====== Data provided ======
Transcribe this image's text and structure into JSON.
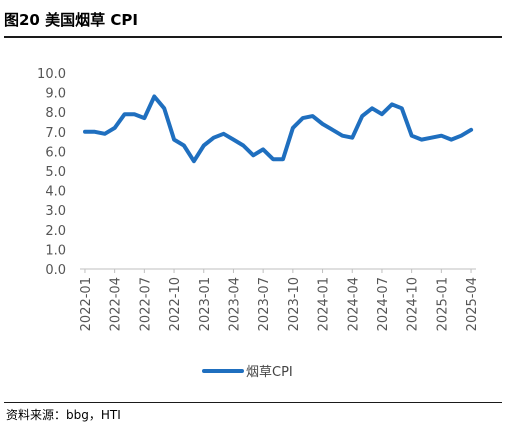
{
  "header": {
    "title": "图20 美国烟草 CPI"
  },
  "footer": {
    "source": "资料来源：bbg，HTI"
  },
  "colors": {
    "series": "#1f6fbf",
    "axis": "#bfbfbf",
    "text": "#555555"
  },
  "chart_data": {
    "type": "line",
    "title": "",
    "xlabel": "",
    "ylabel": "",
    "ylim": [
      0,
      10
    ],
    "yticks": [
      "0.0",
      "1.0",
      "2.0",
      "3.0",
      "4.0",
      "5.0",
      "6.0",
      "7.0",
      "8.0",
      "9.0",
      "10.0"
    ],
    "grid": false,
    "legend_position": "bottom",
    "x": [
      "2022-01",
      "2022-02",
      "2022-03",
      "2022-04",
      "2022-05",
      "2022-06",
      "2022-07",
      "2022-08",
      "2022-09",
      "2022-10",
      "2022-11",
      "2022-12",
      "2023-01",
      "2023-02",
      "2023-03",
      "2023-04",
      "2023-05",
      "2023-06",
      "2023-07",
      "2023-08",
      "2023-09",
      "2023-10",
      "2023-11",
      "2023-12",
      "2024-01",
      "2024-02",
      "2024-03",
      "2024-04",
      "2024-05",
      "2024-06",
      "2024-07",
      "2024-08",
      "2024-09",
      "2024-10",
      "2024-11",
      "2024-12",
      "2025-01",
      "2025-02",
      "2025-03",
      "2025-04"
    ],
    "xtick_labels": [
      "2022-01",
      "2022-04",
      "2022-07",
      "2022-10",
      "2023-01",
      "2023-04",
      "2023-07",
      "2023-10",
      "2024-01",
      "2024-04",
      "2024-07",
      "2024-10",
      "2025-01",
      "2025-04"
    ],
    "series": [
      {
        "name": "烟草CPI",
        "values": [
          7.0,
          7.0,
          6.9,
          7.2,
          7.9,
          7.9,
          7.7,
          8.8,
          8.2,
          6.6,
          6.3,
          5.5,
          6.3,
          6.7,
          6.9,
          6.6,
          6.3,
          5.8,
          6.1,
          5.6,
          5.6,
          7.2,
          7.7,
          7.8,
          7.4,
          7.1,
          6.8,
          6.7,
          7.8,
          8.2,
          7.9,
          8.4,
          8.2,
          6.8,
          6.6,
          6.7,
          6.8,
          6.6,
          6.8,
          7.1
        ]
      }
    ]
  }
}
======
• Exercise details:
Print the full listing exactly, dropping the pictures.

• Task solution:
Transcribe this image's text and structure into JSON.
{
  "header": {
    "title": "图20 美国烟草 CPI"
  },
  "footer": {
    "source": "资料来源：bbg，HTI"
  },
  "colors": {
    "series": "#1f6fbf",
    "axis": "#bfbfbf",
    "text": "#555555"
  },
  "chart_data": {
    "type": "line",
    "title": "",
    "xlabel": "",
    "ylabel": "",
    "ylim": [
      0,
      10
    ],
    "yticks": [
      "0.0",
      "1.0",
      "2.0",
      "3.0",
      "4.0",
      "5.0",
      "6.0",
      "7.0",
      "8.0",
      "9.0",
      "10.0"
    ],
    "grid": false,
    "legend_position": "bottom",
    "x": [
      "2022-01",
      "2022-02",
      "2022-03",
      "2022-04",
      "2022-05",
      "2022-06",
      "2022-07",
      "2022-08",
      "2022-09",
      "2022-10",
      "2022-11",
      "2022-12",
      "2023-01",
      "2023-02",
      "2023-03",
      "2023-04",
      "2023-05",
      "2023-06",
      "2023-07",
      "2023-08",
      "2023-09",
      "2023-10",
      "2023-11",
      "2023-12",
      "2024-01",
      "2024-02",
      "2024-03",
      "2024-04",
      "2024-05",
      "2024-06",
      "2024-07",
      "2024-08",
      "2024-09",
      "2024-10",
      "2024-11",
      "2024-12",
      "2025-01",
      "2025-02",
      "2025-03",
      "2025-04"
    ],
    "xtick_labels": [
      "2022-01",
      "2022-04",
      "2022-07",
      "2022-10",
      "2023-01",
      "2023-04",
      "2023-07",
      "2023-10",
      "2024-01",
      "2024-04",
      "2024-07",
      "2024-10",
      "2025-01",
      "2025-04"
    ],
    "series": [
      {
        "name": "烟草CPI",
        "values": [
          7.0,
          7.0,
          6.9,
          7.2,
          7.9,
          7.9,
          7.7,
          8.8,
          8.2,
          6.6,
          6.3,
          5.5,
          6.3,
          6.7,
          6.9,
          6.6,
          6.3,
          5.8,
          6.1,
          5.6,
          5.6,
          7.2,
          7.7,
          7.8,
          7.4,
          7.1,
          6.8,
          6.7,
          7.8,
          8.2,
          7.9,
          8.4,
          8.2,
          6.8,
          6.6,
          6.7,
          6.8,
          6.6,
          6.8,
          7.1
        ]
      }
    ]
  }
}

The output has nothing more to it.